• _Problem requirements_
Reproduce the following data line for line without any changes, omitting the pictures.

Layout dataset data:
++++++

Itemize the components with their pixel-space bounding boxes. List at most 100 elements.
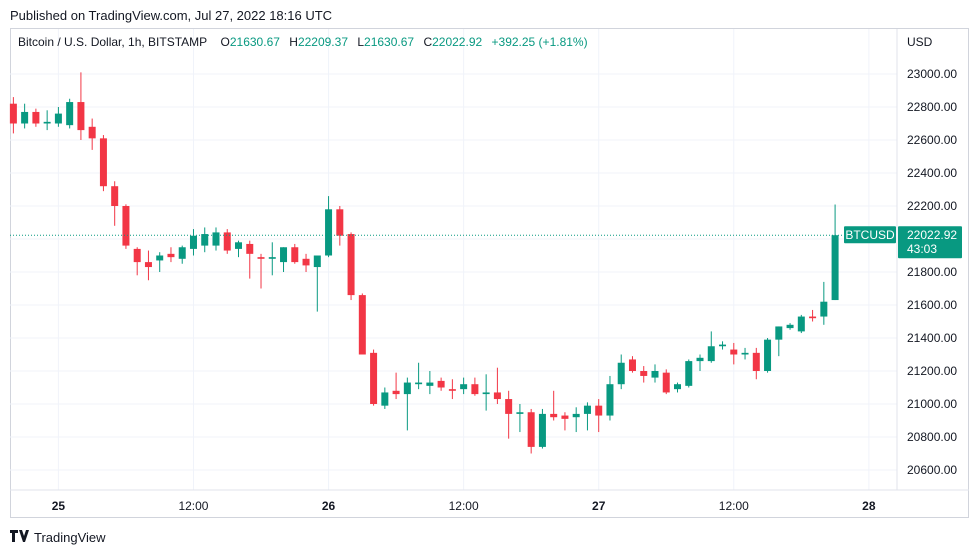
candle-body — [32, 111, 40, 124]
y-tick-label: 22800.00 — [907, 100, 957, 114]
candle-body — [381, 392, 389, 406]
candle-body — [201, 234, 209, 246]
brand-name: TradingView — [34, 529, 106, 545]
y-tick-label: 21600.00 — [907, 298, 957, 312]
candle-body — [606, 384, 614, 416]
legend-change: +392.25 (+1.81%) — [491, 35, 588, 49]
candle-body — [99, 138, 107, 187]
candle-body — [88, 126, 96, 139]
candle-body — [493, 392, 501, 400]
candle-body — [561, 415, 569, 419]
candle-body — [189, 235, 197, 249]
chart-frame[interactable] — [10, 28, 969, 518]
candle-body — [235, 242, 243, 249]
candle-body — [674, 384, 682, 390]
candle-body — [144, 262, 152, 268]
candle-body — [797, 316, 805, 332]
legend-open-value: 21630.67 — [229, 35, 280, 49]
candle-body — [54, 113, 62, 124]
candle-body — [313, 255, 321, 268]
published-note: Published on TradingView.com, Jul 27, 20… — [10, 8, 333, 23]
candle-body — [403, 382, 411, 395]
candle-body — [527, 412, 535, 447]
candle-body — [460, 384, 468, 390]
y-tick-label: 20600.00 — [907, 463, 957, 477]
countdown-tag: 43:03 — [907, 242, 937, 256]
y-tick-label: 22400.00 — [907, 166, 957, 180]
price-tag-bg — [898, 226, 962, 259]
candle-body — [268, 257, 276, 259]
candle-body — [66, 102, 74, 126]
x-tick-label: 26 — [322, 499, 336, 513]
y-tick-label: 21400.00 — [907, 331, 957, 345]
x-tick-label: 25 — [52, 499, 66, 513]
candle-body — [538, 413, 546, 447]
candle-body — [764, 339, 772, 371]
candle-body — [111, 186, 119, 206]
candle-body — [21, 111, 29, 124]
x-tick-label: 28 — [862, 499, 876, 513]
x-tick-label: 12:00 — [178, 499, 208, 513]
candle-body — [43, 121, 51, 124]
candle-body — [550, 413, 558, 418]
candle-body — [730, 349, 738, 355]
price-tag: 22022.92 — [907, 228, 957, 242]
candle-body — [640, 371, 648, 376]
candle-body — [133, 248, 141, 263]
symbol-tag-bg — [844, 226, 896, 244]
x-tick-label: 27 — [592, 499, 606, 513]
candle-body — [426, 382, 434, 386]
candle-body — [595, 405, 603, 416]
candle-body — [662, 372, 670, 393]
legend-low-value: 21630.67 — [364, 35, 415, 49]
candle-body — [77, 102, 85, 131]
candle-body — [572, 413, 580, 418]
candle-body — [786, 324, 794, 329]
candle-body — [820, 301, 828, 317]
y-tick-label: 20800.00 — [907, 430, 957, 444]
candle-body — [471, 384, 479, 395]
x-tick-label: 12:00 — [449, 499, 479, 513]
candle-body — [775, 326, 783, 340]
candle-body — [415, 382, 423, 385]
candle-body — [122, 206, 130, 246]
candle-body — [583, 405, 591, 414]
candle-body — [370, 352, 378, 404]
candle-body — [9, 103, 17, 124]
candle-body — [505, 399, 513, 414]
legend-close-key: C — [423, 35, 433, 49]
candle-body — [809, 316, 817, 319]
price-axis: 20600.00 20800.00 21000.00 21200.00 21400.00… — [907, 67, 957, 477]
candle-body — [696, 357, 704, 362]
candle-body — [719, 344, 727, 347]
candle-body — [448, 389, 456, 391]
y-tick-label: 21200.00 — [907, 364, 957, 378]
candle-body — [741, 352, 749, 355]
candle-body — [752, 352, 760, 371]
candle-body — [628, 359, 636, 371]
candle-body — [437, 380, 445, 388]
legend-high-value: 22209.37 — [297, 35, 348, 49]
candle-body — [280, 247, 288, 263]
y-tick-label: 21800.00 — [907, 265, 957, 279]
candle-body — [516, 412, 524, 414]
tradingview-brand[interactable]: TradingView — [10, 529, 106, 545]
candle-body — [302, 258, 310, 266]
candle-body — [617, 362, 625, 385]
y-tick-label: 21000.00 — [907, 397, 957, 411]
candle-body — [212, 232, 220, 246]
candle-body — [325, 209, 333, 256]
candle-body — [482, 392, 490, 395]
legend-close-value: 22022.92 — [432, 35, 483, 49]
x-tick-label: 12:00 — [719, 499, 749, 513]
legend-open-key: O — [220, 35, 230, 49]
candle-body — [167, 253, 175, 258]
chart-legend: Bitcoin / U.S. Dollar, 1h, BITSTAMP O216… — [18, 35, 594, 49]
currency-label: USD — [907, 35, 933, 49]
candle-body — [257, 257, 265, 259]
candle-body — [358, 295, 366, 355]
symbol-tag: BTCUSD — [845, 228, 895, 242]
y-tick-label: 22200.00 — [907, 199, 957, 213]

++++++

• _Result below_
Itemize the components with their pixel-space bounding boxes. List at most 100 elements.
candle-body — [32, 111, 40, 124]
y-tick-label: 22800.00 — [907, 100, 957, 114]
candle-body — [381, 392, 389, 406]
candle-body — [201, 234, 209, 246]
brand-name: TradingView — [34, 529, 106, 545]
y-tick-label: 21600.00 — [907, 298, 957, 312]
candle-body — [606, 384, 614, 416]
legend-change: +392.25 (+1.81%) — [491, 35, 588, 49]
candle-body — [99, 138, 107, 187]
candle-body — [88, 126, 96, 139]
candle-body — [493, 392, 501, 400]
candle-body — [561, 415, 569, 419]
candle-body — [189, 235, 197, 249]
chart-frame[interactable] — [10, 28, 969, 518]
candle-body — [235, 242, 243, 249]
candle-body — [674, 384, 682, 390]
candle-body — [144, 262, 152, 268]
candle-body — [797, 316, 805, 332]
legend-open-value: 21630.67 — [229, 35, 280, 49]
candle-body — [54, 113, 62, 124]
candle-body — [313, 255, 321, 268]
published-note: Published on TradingView.com, Jul 27, 20… — [10, 8, 333, 23]
candle-body — [403, 382, 411, 395]
candle-body — [527, 412, 535, 447]
candle-body — [460, 384, 468, 390]
y-tick-label: 20600.00 — [907, 463, 957, 477]
countdown-tag: 43:03 — [907, 242, 937, 256]
y-tick-label: 22400.00 — [907, 166, 957, 180]
price-tag-bg — [898, 226, 962, 259]
candle-body — [268, 257, 276, 259]
candle-body — [66, 102, 74, 126]
x-tick-label: 26 — [322, 499, 336, 513]
y-tick-label: 21400.00 — [907, 331, 957, 345]
x-tick-label: 25 — [52, 499, 66, 513]
candle-body — [538, 413, 546, 447]
candle-body — [764, 339, 772, 371]
candle-body — [111, 186, 119, 206]
candle-body — [21, 111, 29, 124]
x-tick-label: 28 — [862, 499, 876, 513]
x-tick-label: 12:00 — [178, 499, 208, 513]
candle-body — [43, 121, 51, 124]
candle-body — [550, 413, 558, 418]
candle-body — [730, 349, 738, 355]
price-tag: 22022.92 — [907, 228, 957, 242]
candle-body — [640, 371, 648, 376]
candle-body — [133, 248, 141, 263]
symbol-tag-bg — [844, 226, 896, 244]
x-tick-label: 27 — [592, 499, 606, 513]
candle-body — [426, 382, 434, 386]
candle-body — [595, 405, 603, 416]
candle-body — [662, 372, 670, 393]
legend-low-value: 21630.67 — [364, 35, 415, 49]
candle-body — [77, 102, 85, 131]
candle-body — [572, 413, 580, 418]
candle-body — [786, 324, 794, 329]
candle-body — [820, 301, 828, 317]
y-tick-label: 20800.00 — [907, 430, 957, 444]
candle-body — [471, 384, 479, 395]
x-tick-label: 12:00 — [449, 499, 479, 513]
candle-body — [775, 326, 783, 340]
candle-body — [415, 382, 423, 385]
candle-body — [122, 206, 130, 246]
candle-body — [583, 405, 591, 414]
candle-body — [370, 352, 378, 404]
candle-body — [9, 103, 17, 124]
candle-body — [505, 399, 513, 414]
legend-close-key: C — [423, 35, 433, 49]
candle-body — [809, 316, 817, 319]
price-axis: 20600.00 20800.00 21000.00 21200.00 21400.00… — [907, 67, 957, 477]
candle-body — [696, 357, 704, 362]
candle-body — [719, 344, 727, 347]
candle-body — [448, 389, 456, 391]
y-tick-label: 21200.00 — [907, 364, 957, 378]
candle-body — [741, 352, 749, 355]
candle-body — [752, 352, 760, 371]
candle-body — [628, 359, 636, 371]
candle-body — [437, 380, 445, 388]
legend-high-value: 22209.37 — [297, 35, 348, 49]
candle-body — [280, 247, 288, 263]
y-tick-label: 21800.00 — [907, 265, 957, 279]
candle-body — [516, 412, 524, 414]
tradingview-brand[interactable]: TradingView — [10, 529, 106, 545]
candle-body — [302, 258, 310, 266]
candle-body — [617, 362, 625, 385]
y-tick-label: 21000.00 — [907, 397, 957, 411]
candle-body — [212, 232, 220, 246]
candle-body — [325, 209, 333, 256]
candle-body — [482, 392, 490, 395]
legend-close-value: 22022.92 — [432, 35, 483, 49]
x-tick-label: 12:00 — [719, 499, 749, 513]
legend-open-key: O — [220, 35, 230, 49]
candle-body — [167, 253, 175, 258]
chart-legend: Bitcoin / U.S. Dollar, 1h, BITSTAMP O216… — [18, 35, 594, 49]
currency-label: USD — [907, 35, 933, 49]
candle-body — [257, 257, 265, 259]
candle-body — [358, 295, 366, 355]
symbol-tag: BTCUSD — [845, 228, 895, 242]
y-tick-label: 22200.00 — [907, 199, 957, 213]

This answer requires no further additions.